D'après le texte source, combien de temps a-t-il fallu pour écrire le texte sur le thème « Est-ce que je suis heureuse ? » ?

■ TEXTE SOURCE ■
* * *
LIBER — Nos Mémoires

Gayané Adourian
4 min readMay 23, 2023

Deuxième session d’un cycle d’ateliers d’écriture consacré à nos mémoires avec Alice. J’ai pris la consigne d’un texte qui aurait pour sujet “Est-ce que je suis heureuse ?” que j’ai traité en mode écriture automatique. Écrit en 25 minutes, comme d’habitude sans retouche.

Est-ce que je suis heureuse ? C’est drôle cette question, elle était en sous marin ce week-end. C’est vrai ça, est-ce qu’on peut être là où on n’a pas envie d’être et heureuse ? Est-ce qu’on peut être en apnée depuis 4 ans et heureuse ? Mère abandonnée ahah la plus grande apnée de toute ma vie. Ils ressentent quoi d’ailleurs, les plongeurs, quand il descendent au fond de l’eau tranquillement. De l’excitation, du stress, du calme, du bonheur. Je ne sais pas je ne suis jamais descendue. Pas dans la mer en tous cas. Par contre la descente sociale, amicale, financière, et même la descente dans ma propre estime, je connais. Pourtant c’est marrant, j’ai toujours été une fille qui monte moi. Les sommets, les chemins, les GR, j’en ai parcouru des kilomètres de montée, jusqu’à 4 000m d’altitude pour l’instant. Escalade arrêtée net. Oui je grimpais pour mille raisons. Je crois là, sur ces chemins, j’étais heureuse. Peu d’objet, un peu de nourriture, un corps qui me porte et du temps. Du silence. De l’émerveillement.
* * *
■ DONNÉES FOURNIES ■
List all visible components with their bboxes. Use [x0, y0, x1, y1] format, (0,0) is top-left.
* * *
■ CORRIGÉ ■
Il a été écrit en 25 minutes, sans retouche.